>> Start PROVIDED MATERIAL

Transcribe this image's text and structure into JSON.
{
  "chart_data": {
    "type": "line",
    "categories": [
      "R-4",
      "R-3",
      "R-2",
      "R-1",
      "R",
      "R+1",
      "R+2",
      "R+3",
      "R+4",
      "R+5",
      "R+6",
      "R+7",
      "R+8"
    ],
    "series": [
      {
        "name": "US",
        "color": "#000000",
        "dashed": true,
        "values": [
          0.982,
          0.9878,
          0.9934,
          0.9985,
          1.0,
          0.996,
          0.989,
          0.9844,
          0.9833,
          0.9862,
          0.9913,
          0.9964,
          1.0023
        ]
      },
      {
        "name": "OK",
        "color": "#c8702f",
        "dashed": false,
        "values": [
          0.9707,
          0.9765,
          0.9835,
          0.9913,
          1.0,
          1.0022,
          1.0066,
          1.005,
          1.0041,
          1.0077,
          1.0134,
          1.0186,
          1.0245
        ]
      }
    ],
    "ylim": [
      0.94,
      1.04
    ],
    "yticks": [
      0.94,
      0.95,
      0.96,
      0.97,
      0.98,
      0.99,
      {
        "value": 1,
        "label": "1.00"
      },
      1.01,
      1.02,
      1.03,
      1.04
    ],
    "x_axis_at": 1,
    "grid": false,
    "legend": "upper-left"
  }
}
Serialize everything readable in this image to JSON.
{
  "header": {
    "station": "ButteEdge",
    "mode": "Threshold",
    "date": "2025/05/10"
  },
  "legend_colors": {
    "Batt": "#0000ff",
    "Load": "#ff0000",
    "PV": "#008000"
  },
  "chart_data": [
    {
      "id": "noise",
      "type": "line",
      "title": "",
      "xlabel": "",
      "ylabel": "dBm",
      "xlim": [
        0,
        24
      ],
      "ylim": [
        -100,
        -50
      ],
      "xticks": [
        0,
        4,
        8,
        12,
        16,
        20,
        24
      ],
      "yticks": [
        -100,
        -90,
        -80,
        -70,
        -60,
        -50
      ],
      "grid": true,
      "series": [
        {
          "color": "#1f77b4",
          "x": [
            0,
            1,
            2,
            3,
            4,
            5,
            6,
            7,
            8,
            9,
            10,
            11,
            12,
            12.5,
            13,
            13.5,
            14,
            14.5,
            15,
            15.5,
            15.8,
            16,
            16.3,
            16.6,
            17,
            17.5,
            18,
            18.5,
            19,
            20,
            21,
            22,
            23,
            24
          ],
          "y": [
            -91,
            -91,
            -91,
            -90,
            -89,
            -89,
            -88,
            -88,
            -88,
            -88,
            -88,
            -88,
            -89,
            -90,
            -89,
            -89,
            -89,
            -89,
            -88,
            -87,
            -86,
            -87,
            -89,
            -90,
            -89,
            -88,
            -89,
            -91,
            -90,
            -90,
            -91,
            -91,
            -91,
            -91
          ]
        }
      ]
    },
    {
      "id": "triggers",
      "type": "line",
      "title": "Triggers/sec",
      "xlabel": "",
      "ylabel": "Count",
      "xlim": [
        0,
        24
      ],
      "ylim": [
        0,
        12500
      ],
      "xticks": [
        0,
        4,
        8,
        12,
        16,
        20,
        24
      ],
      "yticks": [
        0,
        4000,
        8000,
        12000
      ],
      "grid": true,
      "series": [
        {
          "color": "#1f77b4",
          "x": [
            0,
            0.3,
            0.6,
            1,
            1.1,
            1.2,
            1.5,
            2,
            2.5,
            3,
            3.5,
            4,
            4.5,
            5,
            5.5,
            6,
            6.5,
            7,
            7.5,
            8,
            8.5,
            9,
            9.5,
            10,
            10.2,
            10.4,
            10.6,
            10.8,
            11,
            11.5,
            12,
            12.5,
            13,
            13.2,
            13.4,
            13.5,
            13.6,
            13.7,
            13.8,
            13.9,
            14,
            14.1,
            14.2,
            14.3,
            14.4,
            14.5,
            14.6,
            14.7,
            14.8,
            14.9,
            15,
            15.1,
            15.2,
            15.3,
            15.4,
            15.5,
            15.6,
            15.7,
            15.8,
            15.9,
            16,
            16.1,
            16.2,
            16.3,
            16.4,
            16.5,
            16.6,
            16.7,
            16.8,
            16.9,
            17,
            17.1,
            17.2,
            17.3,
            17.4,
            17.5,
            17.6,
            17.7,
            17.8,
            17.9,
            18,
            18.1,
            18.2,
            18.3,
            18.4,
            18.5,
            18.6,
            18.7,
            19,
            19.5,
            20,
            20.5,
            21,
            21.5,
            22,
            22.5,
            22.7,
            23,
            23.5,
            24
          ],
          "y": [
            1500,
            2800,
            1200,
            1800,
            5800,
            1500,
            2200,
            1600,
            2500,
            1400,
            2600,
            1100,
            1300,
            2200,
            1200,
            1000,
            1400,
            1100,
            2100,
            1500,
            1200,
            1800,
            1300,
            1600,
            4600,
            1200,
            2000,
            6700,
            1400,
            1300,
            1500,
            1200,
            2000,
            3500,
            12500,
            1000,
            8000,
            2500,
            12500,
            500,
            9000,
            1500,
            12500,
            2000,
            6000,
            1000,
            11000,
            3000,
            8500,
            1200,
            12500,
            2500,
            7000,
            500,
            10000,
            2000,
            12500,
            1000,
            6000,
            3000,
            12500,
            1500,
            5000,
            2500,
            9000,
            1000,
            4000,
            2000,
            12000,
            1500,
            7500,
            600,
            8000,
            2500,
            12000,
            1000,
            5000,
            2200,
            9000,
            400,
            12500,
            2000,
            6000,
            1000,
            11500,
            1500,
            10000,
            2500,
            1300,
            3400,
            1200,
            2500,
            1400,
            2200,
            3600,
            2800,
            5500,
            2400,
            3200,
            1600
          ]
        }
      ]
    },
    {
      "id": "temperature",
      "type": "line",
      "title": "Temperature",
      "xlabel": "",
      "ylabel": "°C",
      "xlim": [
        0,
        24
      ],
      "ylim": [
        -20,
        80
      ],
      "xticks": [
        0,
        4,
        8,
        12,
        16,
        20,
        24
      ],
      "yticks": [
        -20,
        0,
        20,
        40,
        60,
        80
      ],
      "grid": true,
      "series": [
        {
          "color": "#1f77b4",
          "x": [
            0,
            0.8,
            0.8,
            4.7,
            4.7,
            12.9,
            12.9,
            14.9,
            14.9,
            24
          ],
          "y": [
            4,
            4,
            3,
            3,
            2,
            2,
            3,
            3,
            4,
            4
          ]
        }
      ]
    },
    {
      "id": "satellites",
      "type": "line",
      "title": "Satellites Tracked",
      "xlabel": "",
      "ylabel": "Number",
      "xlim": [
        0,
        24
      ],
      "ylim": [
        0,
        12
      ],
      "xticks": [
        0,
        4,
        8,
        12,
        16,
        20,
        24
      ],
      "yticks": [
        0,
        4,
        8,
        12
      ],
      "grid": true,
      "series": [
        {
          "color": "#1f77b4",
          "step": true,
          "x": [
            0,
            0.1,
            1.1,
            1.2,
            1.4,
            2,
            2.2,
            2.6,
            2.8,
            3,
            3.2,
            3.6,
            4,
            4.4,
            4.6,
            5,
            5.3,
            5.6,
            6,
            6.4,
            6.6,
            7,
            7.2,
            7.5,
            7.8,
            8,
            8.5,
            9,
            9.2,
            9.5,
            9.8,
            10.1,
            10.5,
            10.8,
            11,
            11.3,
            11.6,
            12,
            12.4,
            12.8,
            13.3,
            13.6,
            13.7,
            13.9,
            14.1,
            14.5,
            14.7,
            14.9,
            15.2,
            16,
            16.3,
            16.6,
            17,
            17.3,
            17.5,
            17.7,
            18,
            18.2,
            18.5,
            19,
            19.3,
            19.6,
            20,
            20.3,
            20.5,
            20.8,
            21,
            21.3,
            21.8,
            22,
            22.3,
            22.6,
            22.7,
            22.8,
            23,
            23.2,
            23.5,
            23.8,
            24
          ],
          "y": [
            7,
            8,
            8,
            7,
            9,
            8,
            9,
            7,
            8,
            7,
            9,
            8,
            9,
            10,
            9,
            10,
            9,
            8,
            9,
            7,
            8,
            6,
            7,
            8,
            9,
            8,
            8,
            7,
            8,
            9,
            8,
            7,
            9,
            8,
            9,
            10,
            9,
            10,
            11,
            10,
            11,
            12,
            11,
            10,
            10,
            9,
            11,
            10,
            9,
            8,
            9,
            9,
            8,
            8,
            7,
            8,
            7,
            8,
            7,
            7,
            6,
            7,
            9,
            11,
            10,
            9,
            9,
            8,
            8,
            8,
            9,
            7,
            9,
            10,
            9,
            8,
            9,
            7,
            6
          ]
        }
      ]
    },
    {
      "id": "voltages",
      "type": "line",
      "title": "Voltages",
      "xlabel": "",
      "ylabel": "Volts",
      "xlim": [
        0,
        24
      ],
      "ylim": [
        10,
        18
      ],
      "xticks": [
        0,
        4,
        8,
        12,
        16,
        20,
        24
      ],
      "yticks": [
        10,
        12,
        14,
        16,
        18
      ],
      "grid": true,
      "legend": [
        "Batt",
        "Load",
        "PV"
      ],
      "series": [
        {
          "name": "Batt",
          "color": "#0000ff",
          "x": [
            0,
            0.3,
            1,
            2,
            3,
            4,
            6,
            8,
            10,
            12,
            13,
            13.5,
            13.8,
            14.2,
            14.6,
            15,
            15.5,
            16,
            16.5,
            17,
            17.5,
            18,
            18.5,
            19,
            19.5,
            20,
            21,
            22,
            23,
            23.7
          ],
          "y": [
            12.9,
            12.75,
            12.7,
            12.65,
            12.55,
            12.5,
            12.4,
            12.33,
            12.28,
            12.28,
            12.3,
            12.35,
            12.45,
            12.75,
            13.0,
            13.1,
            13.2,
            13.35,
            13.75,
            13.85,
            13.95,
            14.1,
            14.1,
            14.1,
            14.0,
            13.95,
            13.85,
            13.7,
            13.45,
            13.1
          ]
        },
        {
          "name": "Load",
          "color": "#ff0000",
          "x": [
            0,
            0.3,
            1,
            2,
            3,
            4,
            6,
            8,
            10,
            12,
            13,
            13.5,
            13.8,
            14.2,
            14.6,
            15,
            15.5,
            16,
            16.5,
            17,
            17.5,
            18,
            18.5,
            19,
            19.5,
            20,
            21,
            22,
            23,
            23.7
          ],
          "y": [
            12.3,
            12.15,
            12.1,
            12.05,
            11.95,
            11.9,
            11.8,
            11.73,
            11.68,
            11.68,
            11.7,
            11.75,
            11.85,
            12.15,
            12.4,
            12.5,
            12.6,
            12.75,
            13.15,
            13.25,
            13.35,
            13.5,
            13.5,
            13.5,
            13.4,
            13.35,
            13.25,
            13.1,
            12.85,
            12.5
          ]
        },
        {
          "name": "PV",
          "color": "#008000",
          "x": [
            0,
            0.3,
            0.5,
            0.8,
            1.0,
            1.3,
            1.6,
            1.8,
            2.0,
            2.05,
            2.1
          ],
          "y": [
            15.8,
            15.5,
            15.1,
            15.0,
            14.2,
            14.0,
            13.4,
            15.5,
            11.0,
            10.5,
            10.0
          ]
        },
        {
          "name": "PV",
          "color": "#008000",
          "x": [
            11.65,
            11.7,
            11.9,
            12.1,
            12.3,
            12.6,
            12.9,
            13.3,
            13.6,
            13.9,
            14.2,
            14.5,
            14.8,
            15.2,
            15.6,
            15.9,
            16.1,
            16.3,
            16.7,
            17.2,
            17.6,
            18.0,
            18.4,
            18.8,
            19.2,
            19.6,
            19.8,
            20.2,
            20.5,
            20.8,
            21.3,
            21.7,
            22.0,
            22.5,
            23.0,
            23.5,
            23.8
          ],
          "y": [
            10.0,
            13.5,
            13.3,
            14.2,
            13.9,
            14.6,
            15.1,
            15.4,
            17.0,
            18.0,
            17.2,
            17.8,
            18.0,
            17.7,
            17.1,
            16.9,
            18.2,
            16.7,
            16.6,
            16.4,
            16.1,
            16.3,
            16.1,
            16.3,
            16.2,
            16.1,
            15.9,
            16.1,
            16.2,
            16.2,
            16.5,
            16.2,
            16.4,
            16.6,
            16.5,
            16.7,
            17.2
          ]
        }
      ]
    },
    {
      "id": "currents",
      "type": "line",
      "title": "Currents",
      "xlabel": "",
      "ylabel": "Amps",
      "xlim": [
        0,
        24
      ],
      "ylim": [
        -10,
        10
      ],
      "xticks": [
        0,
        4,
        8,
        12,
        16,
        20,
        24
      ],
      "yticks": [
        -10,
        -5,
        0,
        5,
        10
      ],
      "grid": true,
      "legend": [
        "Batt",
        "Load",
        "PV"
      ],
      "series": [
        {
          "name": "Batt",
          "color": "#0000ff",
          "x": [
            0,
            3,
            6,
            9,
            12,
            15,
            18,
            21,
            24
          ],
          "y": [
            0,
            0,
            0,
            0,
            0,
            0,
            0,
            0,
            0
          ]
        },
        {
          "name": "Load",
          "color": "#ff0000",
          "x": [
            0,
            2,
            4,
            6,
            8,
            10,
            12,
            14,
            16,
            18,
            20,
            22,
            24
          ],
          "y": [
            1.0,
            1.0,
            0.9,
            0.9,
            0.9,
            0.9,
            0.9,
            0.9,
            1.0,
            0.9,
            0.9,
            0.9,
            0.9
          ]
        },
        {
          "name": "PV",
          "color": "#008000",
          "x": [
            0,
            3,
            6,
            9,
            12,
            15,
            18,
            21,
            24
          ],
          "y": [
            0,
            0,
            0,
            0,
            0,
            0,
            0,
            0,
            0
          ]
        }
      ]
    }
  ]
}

>> End PROVIDED MATERIAL

• TASK TO COMPLETE:
Search the data for "JSON" and list every line in which it occurs.

• EXERCISE OUTPUT:
Transcribe this image's text and structure into JSON.
Serialize everything readable in this image to JSON.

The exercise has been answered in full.